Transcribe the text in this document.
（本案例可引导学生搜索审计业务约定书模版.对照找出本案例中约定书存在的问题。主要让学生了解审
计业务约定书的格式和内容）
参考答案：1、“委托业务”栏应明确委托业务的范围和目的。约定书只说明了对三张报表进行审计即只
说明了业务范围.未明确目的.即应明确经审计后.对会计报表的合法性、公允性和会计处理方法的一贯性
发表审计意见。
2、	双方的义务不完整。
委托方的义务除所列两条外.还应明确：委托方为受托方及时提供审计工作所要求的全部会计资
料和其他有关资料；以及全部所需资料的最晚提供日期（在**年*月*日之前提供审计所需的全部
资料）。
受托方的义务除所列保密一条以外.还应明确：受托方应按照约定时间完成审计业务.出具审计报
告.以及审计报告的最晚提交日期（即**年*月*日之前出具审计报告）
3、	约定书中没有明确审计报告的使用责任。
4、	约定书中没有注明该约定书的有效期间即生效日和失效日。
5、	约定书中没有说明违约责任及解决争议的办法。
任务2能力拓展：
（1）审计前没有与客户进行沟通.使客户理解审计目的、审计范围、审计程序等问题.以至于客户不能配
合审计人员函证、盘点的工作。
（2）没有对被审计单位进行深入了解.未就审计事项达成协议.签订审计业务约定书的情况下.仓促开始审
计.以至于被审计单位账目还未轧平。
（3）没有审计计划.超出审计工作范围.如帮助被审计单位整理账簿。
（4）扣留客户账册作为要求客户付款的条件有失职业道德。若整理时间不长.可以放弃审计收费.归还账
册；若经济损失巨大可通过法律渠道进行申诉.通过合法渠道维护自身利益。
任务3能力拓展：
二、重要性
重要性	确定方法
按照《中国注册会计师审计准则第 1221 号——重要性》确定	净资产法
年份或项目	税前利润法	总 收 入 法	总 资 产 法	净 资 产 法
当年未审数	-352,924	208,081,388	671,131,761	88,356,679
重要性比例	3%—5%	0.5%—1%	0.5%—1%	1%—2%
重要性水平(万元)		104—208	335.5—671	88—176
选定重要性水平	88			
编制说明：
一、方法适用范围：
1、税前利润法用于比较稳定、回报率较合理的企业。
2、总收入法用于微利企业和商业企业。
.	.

============

**Problem to solve**
Report how many lines of the data contain the word "还应明确", using the number alone.

**Task solution**
2